TASK STATEMENT: Wherever a line below holds the word "What", copy that line.

· · · ·

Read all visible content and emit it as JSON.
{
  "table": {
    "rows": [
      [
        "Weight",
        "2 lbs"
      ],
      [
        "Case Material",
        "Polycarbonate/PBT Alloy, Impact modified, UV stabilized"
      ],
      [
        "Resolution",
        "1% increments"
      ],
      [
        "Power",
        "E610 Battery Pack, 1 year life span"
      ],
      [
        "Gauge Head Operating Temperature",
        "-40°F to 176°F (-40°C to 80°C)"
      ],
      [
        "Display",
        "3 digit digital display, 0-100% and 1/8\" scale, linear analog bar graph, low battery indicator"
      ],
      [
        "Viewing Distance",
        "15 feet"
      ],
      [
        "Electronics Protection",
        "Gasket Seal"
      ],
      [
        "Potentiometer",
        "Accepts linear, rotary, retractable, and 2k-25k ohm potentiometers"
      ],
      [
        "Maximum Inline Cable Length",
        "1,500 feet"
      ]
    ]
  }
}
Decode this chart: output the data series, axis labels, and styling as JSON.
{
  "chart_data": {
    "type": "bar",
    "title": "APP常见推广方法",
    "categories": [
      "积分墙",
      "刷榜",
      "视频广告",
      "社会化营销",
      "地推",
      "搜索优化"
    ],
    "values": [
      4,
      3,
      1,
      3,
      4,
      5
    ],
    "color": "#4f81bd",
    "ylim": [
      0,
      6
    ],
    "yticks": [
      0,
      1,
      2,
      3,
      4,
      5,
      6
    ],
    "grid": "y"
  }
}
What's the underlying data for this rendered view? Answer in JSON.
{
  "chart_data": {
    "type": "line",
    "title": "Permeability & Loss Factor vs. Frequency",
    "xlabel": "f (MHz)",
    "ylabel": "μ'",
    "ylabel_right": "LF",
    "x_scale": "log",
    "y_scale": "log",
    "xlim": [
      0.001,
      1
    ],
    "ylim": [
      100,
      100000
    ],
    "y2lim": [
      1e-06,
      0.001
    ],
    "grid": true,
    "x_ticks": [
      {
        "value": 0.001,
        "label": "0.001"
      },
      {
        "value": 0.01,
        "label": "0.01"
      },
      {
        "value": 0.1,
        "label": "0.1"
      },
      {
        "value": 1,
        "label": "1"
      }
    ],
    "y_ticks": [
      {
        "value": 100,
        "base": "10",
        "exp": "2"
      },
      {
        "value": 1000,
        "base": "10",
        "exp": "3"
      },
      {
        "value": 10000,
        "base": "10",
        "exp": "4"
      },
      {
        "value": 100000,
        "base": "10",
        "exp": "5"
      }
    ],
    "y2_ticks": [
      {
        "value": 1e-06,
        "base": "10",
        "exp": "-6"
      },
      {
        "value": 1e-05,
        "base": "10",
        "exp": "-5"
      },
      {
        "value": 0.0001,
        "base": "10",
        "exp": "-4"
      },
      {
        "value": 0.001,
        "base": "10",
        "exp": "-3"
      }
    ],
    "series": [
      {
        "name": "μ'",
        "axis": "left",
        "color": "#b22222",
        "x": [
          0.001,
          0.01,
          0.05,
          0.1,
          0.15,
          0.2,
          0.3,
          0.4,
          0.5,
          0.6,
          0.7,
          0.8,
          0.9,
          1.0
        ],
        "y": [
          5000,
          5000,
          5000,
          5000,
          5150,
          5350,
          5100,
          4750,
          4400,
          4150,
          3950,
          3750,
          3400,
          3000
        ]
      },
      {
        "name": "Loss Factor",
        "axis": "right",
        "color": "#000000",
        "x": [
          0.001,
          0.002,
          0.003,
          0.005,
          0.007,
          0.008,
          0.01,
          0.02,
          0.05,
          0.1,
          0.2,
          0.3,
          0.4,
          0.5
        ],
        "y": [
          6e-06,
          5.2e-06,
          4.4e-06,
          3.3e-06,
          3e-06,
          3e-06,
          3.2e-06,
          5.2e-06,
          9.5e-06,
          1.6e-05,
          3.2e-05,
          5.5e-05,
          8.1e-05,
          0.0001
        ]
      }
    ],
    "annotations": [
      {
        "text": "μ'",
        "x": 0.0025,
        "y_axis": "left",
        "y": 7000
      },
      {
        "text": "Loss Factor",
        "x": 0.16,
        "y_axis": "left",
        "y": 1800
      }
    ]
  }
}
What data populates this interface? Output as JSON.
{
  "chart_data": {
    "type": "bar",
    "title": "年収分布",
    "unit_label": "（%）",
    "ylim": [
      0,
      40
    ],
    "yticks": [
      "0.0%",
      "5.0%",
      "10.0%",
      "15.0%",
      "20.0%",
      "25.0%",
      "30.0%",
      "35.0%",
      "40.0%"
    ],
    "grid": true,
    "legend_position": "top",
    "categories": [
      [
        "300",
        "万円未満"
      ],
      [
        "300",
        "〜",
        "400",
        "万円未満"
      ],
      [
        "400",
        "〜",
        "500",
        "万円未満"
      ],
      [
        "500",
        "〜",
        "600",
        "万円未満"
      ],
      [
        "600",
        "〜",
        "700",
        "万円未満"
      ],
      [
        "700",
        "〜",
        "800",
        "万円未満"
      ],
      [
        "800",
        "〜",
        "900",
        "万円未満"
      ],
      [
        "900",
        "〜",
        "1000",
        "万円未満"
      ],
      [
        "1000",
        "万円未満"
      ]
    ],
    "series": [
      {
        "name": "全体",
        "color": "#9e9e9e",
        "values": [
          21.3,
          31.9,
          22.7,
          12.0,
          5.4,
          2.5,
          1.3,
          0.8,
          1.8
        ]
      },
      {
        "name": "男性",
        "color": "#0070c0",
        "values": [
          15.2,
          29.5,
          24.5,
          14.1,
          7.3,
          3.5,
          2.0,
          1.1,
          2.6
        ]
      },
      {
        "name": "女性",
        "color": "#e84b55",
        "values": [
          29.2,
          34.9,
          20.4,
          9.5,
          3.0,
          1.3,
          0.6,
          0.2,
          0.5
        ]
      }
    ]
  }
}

· · · ·

OUTPUT:
What's the underlying data for this rendered view? Answer in JSON.
What data populates this interface? Output as JSON.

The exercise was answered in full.